## TASK:
Take every line from the listing below that contains "MRUA".

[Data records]
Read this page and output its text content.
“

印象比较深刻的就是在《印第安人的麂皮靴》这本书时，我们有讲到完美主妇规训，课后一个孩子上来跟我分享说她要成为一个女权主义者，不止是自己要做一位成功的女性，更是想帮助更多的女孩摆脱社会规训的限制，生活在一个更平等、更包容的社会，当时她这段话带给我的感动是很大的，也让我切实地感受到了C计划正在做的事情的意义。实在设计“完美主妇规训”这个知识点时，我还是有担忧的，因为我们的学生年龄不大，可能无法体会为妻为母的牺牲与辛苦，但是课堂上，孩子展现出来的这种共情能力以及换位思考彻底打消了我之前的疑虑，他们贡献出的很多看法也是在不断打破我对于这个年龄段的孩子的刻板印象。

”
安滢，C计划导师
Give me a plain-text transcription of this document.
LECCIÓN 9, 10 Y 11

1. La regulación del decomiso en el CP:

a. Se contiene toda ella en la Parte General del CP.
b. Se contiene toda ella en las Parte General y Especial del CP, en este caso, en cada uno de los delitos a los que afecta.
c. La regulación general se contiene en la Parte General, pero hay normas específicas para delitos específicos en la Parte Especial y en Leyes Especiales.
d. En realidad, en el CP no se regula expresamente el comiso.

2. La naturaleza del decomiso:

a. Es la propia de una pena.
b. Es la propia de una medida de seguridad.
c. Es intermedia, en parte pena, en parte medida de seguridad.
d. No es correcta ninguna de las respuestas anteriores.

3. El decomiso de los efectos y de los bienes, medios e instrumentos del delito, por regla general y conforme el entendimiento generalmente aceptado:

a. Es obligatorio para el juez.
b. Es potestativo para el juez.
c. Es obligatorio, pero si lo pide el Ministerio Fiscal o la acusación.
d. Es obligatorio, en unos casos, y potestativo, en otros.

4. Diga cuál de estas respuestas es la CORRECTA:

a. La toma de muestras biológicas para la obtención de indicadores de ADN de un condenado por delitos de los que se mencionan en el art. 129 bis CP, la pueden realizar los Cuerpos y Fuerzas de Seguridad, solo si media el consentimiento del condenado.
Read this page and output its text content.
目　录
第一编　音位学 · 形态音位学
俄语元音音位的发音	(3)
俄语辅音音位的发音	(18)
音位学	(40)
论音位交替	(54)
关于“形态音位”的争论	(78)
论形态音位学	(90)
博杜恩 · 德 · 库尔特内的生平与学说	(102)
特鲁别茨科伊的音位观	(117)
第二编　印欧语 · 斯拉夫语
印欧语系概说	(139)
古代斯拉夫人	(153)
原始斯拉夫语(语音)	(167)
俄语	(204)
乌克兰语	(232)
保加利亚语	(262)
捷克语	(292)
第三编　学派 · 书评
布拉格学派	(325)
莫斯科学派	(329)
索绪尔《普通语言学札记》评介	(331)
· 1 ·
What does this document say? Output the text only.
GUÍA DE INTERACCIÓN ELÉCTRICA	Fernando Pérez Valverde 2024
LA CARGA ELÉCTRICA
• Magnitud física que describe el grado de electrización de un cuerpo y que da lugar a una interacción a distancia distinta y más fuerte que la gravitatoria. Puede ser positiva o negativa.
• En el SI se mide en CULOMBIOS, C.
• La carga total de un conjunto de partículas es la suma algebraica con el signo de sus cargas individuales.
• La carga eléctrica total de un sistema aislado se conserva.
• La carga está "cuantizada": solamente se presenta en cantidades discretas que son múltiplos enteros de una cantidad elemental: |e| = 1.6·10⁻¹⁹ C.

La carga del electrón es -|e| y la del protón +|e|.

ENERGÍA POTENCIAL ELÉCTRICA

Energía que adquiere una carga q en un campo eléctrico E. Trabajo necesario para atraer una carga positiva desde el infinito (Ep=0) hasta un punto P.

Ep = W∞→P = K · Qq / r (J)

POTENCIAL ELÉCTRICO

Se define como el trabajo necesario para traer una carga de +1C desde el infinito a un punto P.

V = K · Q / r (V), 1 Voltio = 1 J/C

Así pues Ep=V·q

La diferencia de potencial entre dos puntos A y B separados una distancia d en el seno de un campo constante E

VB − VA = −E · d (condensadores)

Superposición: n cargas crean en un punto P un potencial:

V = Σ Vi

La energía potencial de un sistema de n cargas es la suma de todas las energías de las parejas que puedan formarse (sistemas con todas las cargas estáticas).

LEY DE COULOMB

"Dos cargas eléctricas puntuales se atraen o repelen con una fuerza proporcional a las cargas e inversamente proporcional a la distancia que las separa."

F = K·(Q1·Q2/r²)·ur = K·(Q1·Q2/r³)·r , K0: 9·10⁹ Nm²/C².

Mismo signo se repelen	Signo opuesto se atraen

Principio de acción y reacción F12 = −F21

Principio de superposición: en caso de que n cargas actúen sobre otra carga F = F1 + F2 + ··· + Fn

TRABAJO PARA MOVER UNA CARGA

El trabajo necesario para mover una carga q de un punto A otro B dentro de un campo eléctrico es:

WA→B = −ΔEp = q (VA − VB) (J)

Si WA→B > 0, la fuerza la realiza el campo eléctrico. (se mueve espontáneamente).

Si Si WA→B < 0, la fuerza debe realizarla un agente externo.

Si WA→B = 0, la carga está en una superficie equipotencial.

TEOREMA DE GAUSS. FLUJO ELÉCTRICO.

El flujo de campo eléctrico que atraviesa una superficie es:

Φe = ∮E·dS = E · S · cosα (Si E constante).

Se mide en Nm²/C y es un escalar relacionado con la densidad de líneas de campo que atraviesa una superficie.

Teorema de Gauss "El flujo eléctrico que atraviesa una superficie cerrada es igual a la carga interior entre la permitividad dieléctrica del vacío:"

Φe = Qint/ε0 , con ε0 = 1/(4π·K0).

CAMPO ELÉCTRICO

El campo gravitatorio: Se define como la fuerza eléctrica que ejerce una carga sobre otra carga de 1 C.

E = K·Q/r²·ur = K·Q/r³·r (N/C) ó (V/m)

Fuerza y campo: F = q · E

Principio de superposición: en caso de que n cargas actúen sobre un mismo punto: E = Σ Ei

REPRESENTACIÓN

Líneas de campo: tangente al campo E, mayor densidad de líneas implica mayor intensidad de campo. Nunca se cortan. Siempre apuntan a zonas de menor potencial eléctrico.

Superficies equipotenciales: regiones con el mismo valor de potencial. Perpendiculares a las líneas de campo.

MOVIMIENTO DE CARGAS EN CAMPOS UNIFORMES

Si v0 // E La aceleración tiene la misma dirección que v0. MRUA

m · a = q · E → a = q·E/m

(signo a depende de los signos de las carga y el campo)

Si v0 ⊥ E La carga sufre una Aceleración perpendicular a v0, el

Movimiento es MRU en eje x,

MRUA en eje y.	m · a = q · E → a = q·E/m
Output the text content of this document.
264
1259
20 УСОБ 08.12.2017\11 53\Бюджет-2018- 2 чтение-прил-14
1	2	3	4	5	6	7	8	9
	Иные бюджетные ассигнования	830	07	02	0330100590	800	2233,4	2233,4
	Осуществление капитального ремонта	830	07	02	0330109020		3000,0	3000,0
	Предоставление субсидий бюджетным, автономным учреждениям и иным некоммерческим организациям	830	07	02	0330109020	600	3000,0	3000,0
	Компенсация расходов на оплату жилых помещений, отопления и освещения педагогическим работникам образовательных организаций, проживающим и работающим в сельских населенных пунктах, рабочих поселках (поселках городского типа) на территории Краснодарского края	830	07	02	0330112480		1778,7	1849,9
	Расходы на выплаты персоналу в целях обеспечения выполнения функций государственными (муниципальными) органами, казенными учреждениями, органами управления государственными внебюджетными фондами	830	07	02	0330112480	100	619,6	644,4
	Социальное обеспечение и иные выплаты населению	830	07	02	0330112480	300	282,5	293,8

## TASK RESPONSE:
Si v0 // E La aceleración tiene la misma dirección que v0. MRUA
MRUA en eje y.	m · a = q · E → a = q·E/m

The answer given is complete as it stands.